◆ PROBLEM
Would you transcribe the whole listing exactly, minus its pictures?

◆ Records excerpted from a collection
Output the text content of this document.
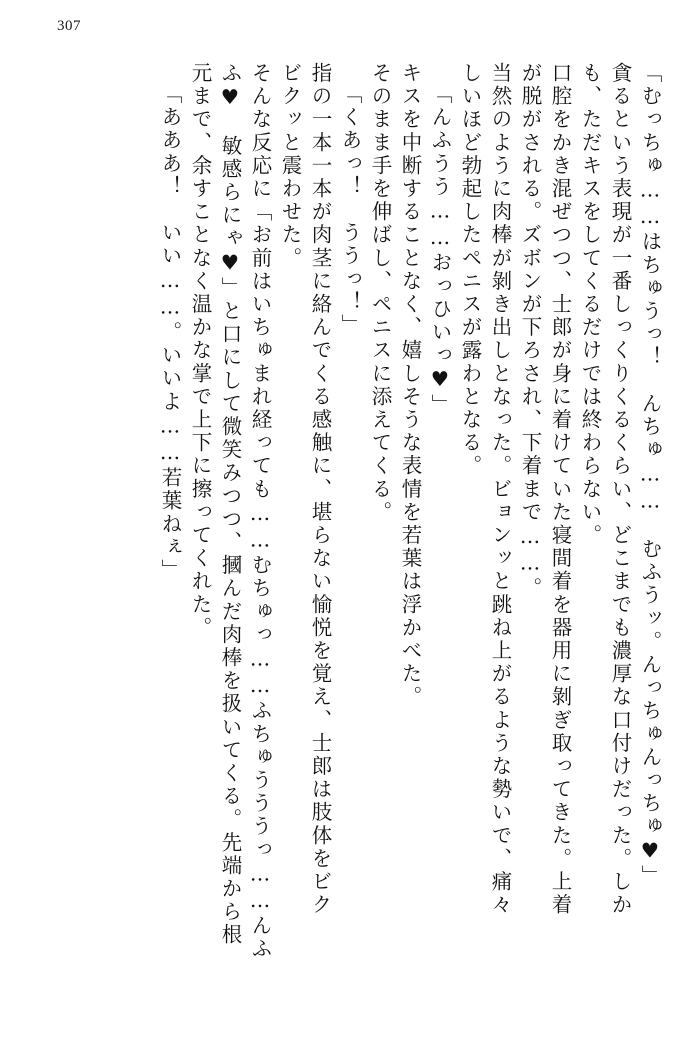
307
「むっちゅ……はちゅうっ！　んちゅ……　むふうッ。んっちゅんっちゅ♥」
貪るという表現が一番しっくりくるくらい、どこまでも濃厚な口付けだった。しか
も、ただキスをしてくるだけでは終わらない。
口腔をかき混ぜつつ、士郎が身に着けていた寝間着を器用に剝ぎ取ってきた。上着
が脱がされる。ズボンが下ろされ、下着まで……。
当然のように肉棒が剝き出しとなった。ビョンッと跳ね上がるような勢いで、痛々
しいほど勃起したペニスが露わとなる。
「んふうう……おっひいっ♥」
キスを中断することなく、嬉しそうな表情を若葉は浮かべた。
そのまま手を伸ばし、ペニスに添えてくる。
「くあっ！　ううっ！」
指の一本一本が肉茎に絡んでくる感触に、堪らない愉悦を覚え、士郎は肢体をビク
ビクッと震わせた。
そんな反応に「お前はいちゅまれ経っても……むちゅっ……ふちゅうううっ……んふ
ふ♥　敏感らにゃ♥」と口にして微笑みつつ、摑んだ肉棒を扱いてくる。先端から根
元まで、余すことなく温かな掌で上下に擦ってくれた。
「あああ！　いい……。いいよ……若葉ねぇ」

◆ COMPLETED EXERCISE
Output the text content of this document.
307
「むっちゅ……はちゅうっ！　んちゅ……　むふうッ。んっちゅんっちゅ♥」
貪るという表現が一番しっくりくるくらい、どこまでも濃厚な口付けだった。しか
も、ただキスをしてくるだけでは終わらない。
口腔をかき混ぜつつ、士郎が身に着けていた寝間着を器用に剝ぎ取ってきた。上着
が脱がされる。ズボンが下ろされ、下着まで……。
当然のように肉棒が剝き出しとなった。ビョンッと跳ね上がるような勢いで、痛々
しいほど勃起したペニスが露わとなる。
「んふうう……おっひいっ♥」
キスを中断することなく、嬉しそうな表情を若葉は浮かべた。
そのまま手を伸ばし、ペニスに添えてくる。
「くあっ！　ううっ！」
指の一本一本が肉茎に絡んでくる感触に、堪らない愉悦を覚え、士郎は肢体をビク
ビクッと震わせた。
そんな反応に「お前はいちゅまれ経っても……むちゅっ……ふちゅうううっ……んふ
ふ♥　敏感らにゃ♥」と口にして微笑みつつ、摑んだ肉棒を扱いてくる。先端から根
元まで、余すことなく温かな掌で上下に擦ってくれた。
「あああ！　いい……。いいよ……若葉ねぇ」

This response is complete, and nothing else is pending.